▸ INPUT DATA:
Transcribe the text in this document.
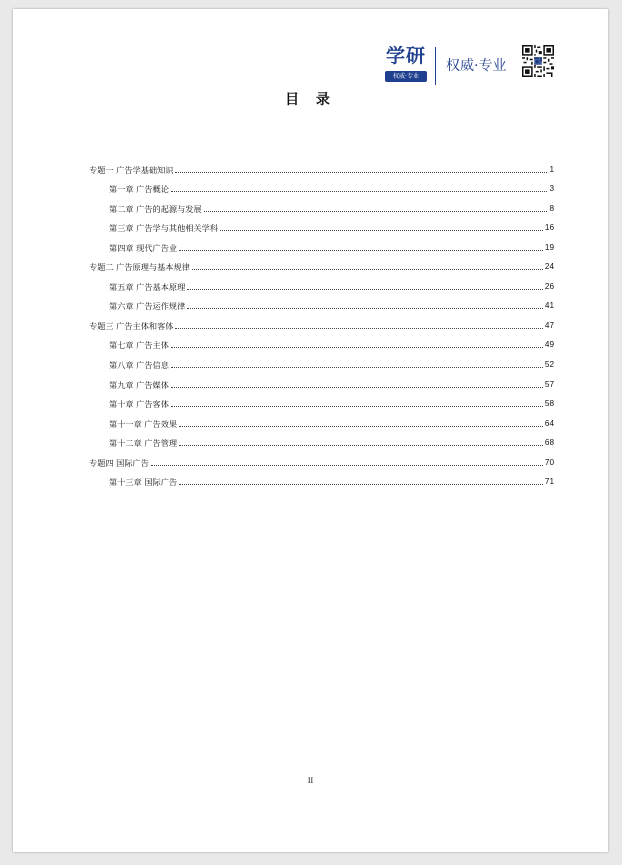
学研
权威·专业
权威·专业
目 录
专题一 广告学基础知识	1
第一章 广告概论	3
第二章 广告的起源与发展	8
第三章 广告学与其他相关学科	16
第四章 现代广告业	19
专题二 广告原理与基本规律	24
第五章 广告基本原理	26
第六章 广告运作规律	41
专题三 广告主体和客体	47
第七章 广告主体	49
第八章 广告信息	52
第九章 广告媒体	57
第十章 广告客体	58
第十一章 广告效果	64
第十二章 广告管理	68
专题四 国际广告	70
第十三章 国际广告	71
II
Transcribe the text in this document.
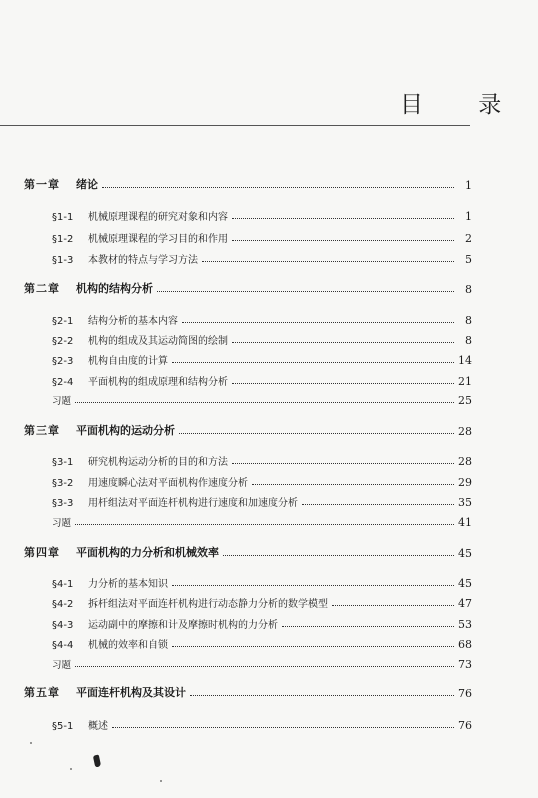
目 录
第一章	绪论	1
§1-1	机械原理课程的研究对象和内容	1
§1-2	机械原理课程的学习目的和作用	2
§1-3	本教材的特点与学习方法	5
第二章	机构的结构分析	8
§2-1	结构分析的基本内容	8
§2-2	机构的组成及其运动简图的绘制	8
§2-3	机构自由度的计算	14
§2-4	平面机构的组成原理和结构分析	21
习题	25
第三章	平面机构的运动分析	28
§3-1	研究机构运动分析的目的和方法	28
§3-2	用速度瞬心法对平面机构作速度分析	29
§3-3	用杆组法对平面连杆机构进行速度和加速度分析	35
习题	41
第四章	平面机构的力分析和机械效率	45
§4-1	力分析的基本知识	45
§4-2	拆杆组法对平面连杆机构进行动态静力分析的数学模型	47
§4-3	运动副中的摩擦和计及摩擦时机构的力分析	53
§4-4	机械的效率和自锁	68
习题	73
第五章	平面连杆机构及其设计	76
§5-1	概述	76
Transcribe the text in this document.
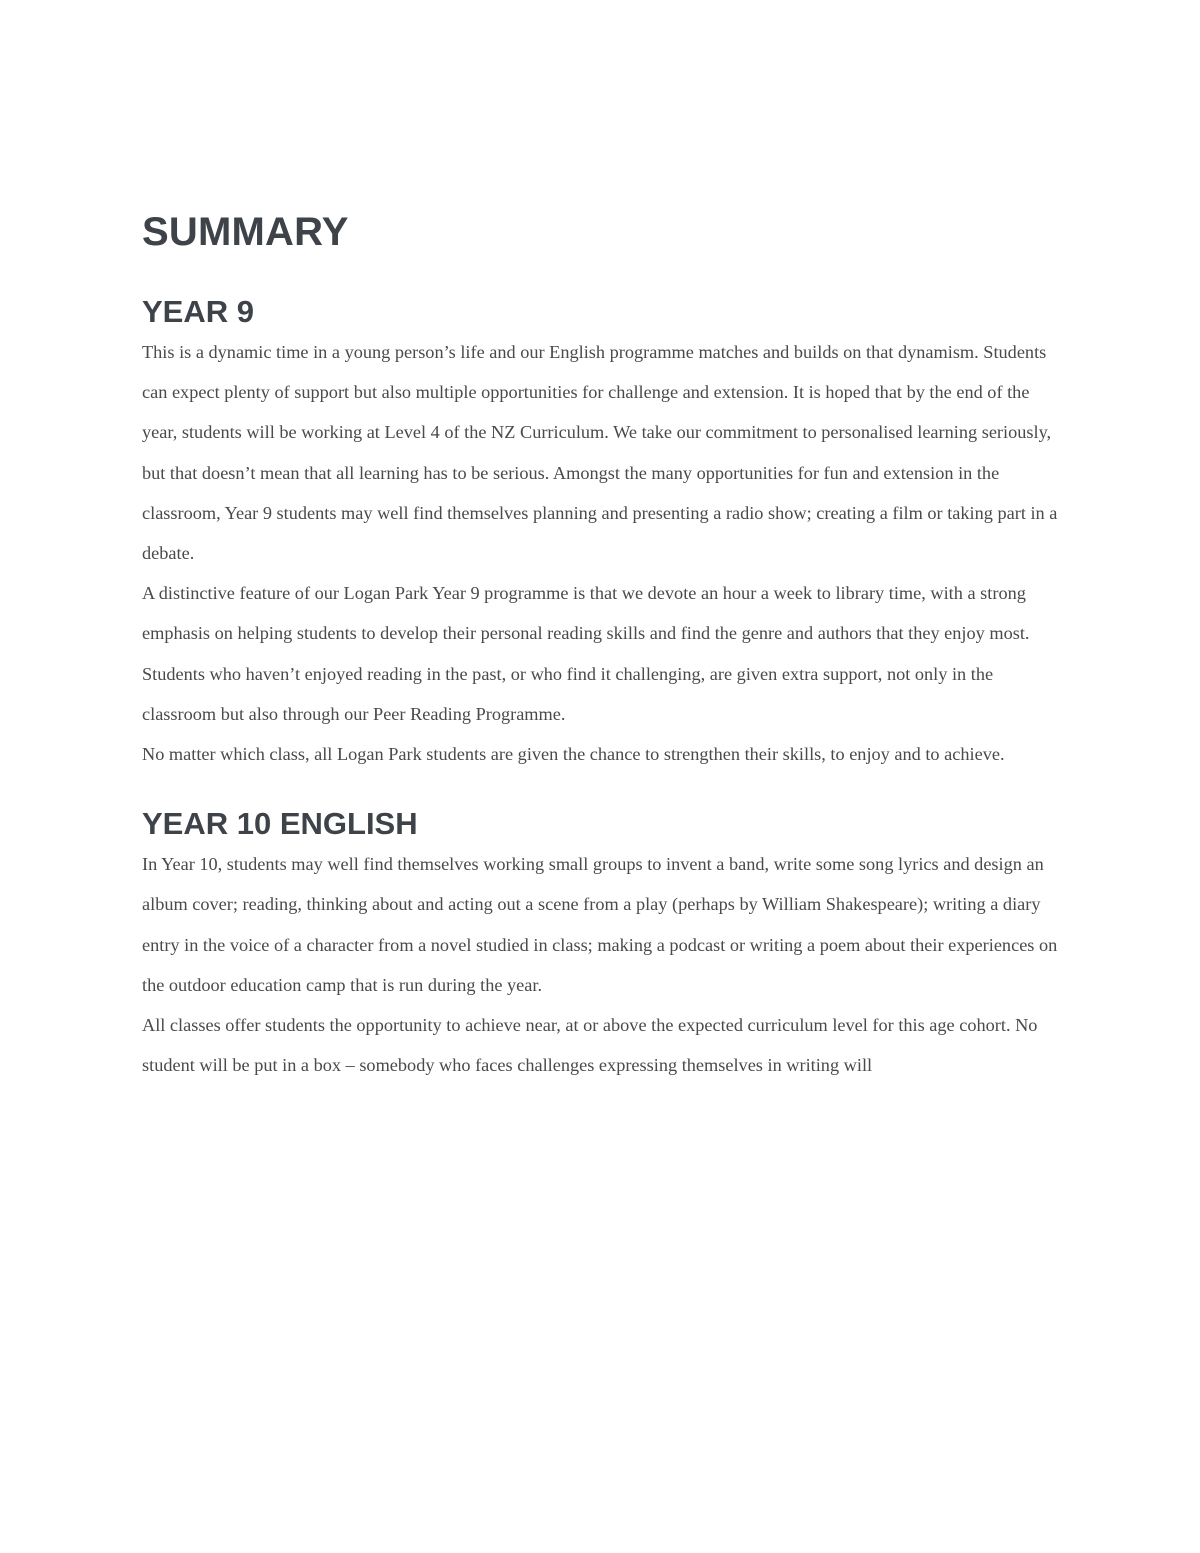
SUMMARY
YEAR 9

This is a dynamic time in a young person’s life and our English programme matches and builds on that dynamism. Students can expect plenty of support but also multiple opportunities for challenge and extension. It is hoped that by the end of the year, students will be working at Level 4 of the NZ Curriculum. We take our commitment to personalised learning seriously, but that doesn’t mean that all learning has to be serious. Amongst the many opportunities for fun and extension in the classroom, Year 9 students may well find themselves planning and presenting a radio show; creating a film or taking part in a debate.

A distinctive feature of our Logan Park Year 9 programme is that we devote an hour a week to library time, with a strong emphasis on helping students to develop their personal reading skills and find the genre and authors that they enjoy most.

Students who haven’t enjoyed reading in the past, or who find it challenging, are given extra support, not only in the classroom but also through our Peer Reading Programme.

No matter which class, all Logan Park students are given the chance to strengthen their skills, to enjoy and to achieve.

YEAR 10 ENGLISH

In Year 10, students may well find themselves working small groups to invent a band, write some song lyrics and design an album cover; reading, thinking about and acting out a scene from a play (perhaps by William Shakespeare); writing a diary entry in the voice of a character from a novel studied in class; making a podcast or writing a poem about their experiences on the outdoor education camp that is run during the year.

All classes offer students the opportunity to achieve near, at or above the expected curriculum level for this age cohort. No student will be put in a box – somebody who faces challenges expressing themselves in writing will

▸ REQUIRED TASK: Images must not appear in the copy; reproduce everything else in the records verbatim.

▸ OUTPUT OF THE TASK:
Transcribe the text in this document.
学研
权威·专业
权威·专业
目 录
专题一 广告学基础知识	1
第一章 广告概论	3
第二章 广告的起源与发展	8
第三章 广告学与其他相关学科	16
第四章 现代广告业	19
专题二 广告原理与基本规律	24
第五章 广告基本原理	26
第六章 广告运作规律	41
专题三 广告主体和客体	47
第七章 广告主体	49
第八章 广告信息	52
第九章 广告媒体	57
第十章 广告客体	58
第十一章 广告效果	64
第十二章 广告管理	68
专题四 国际广告	70
第十三章 国际广告	71
II
Transcribe the text in this document.
目 录
第一章	绪论	1
§1-1	机械原理课程的研究对象和内容	1
§1-2	机械原理课程的学习目的和作用	2
§1-3	本教材的特点与学习方法	5
第二章	机构的结构分析	8
§2-1	结构分析的基本内容	8
§2-2	机构的组成及其运动简图的绘制	8
§2-3	机构自由度的计算	14
§2-4	平面机构的组成原理和结构分析	21
习题	25
第三章	平面机构的运动分析	28
§3-1	研究机构运动分析的目的和方法	28
§3-2	用速度瞬心法对平面机构作速度分析	29
§3-3	用杆组法对平面连杆机构进行速度和加速度分析	35
习题	41
第四章	平面机构的力分析和机械效率	45
§4-1	力分析的基本知识	45
§4-2	拆杆组法对平面连杆机构进行动态静力分析的数学模型	47
§4-3	运动副中的摩擦和计及摩擦时机构的力分析	53
§4-4	机械的效率和自锁	68
习题	73
第五章	平面连杆机构及其设计	76
§5-1	概述	76
Transcribe the text in this document.
SUMMARY
YEAR 9

This is a dynamic time in a young person’s life and our English programme matches and builds on that dynamism. Students can expect plenty of support but also multiple opportunities for challenge and extension. It is hoped that by the end of the year, students will be working at Level 4 of the NZ Curriculum. We take our commitment to personalised learning seriously, but that doesn’t mean that all learning has to be serious. Amongst the many opportunities for fun and extension in the classroom, Year 9 students may well find themselves planning and presenting a radio show; creating a film or taking part in a debate.

A distinctive feature of our Logan Park Year 9 programme is that we devote an hour a week to library time, with a strong emphasis on helping students to develop their personal reading skills and find the genre and authors that they enjoy most.

Students who haven’t enjoyed reading in the past, or who find it challenging, are given extra support, not only in the classroom but also through our Peer Reading Programme.

No matter which class, all Logan Park students are given the chance to strengthen their skills, to enjoy and to achieve.

YEAR 10 ENGLISH

In Year 10, students may well find themselves working small groups to invent a band, write some song lyrics and design an album cover; reading, thinking about and acting out a scene from a play (perhaps by William Shakespeare); writing a diary entry in the voice of a character from a novel studied in class; making a podcast or writing a poem about their experiences on the outdoor education camp that is run during the year.

All classes offer students the opportunity to achieve near, at or above the expected curriculum level for this age cohort. No student will be put in a box – somebody who faces challenges expressing themselves in writing will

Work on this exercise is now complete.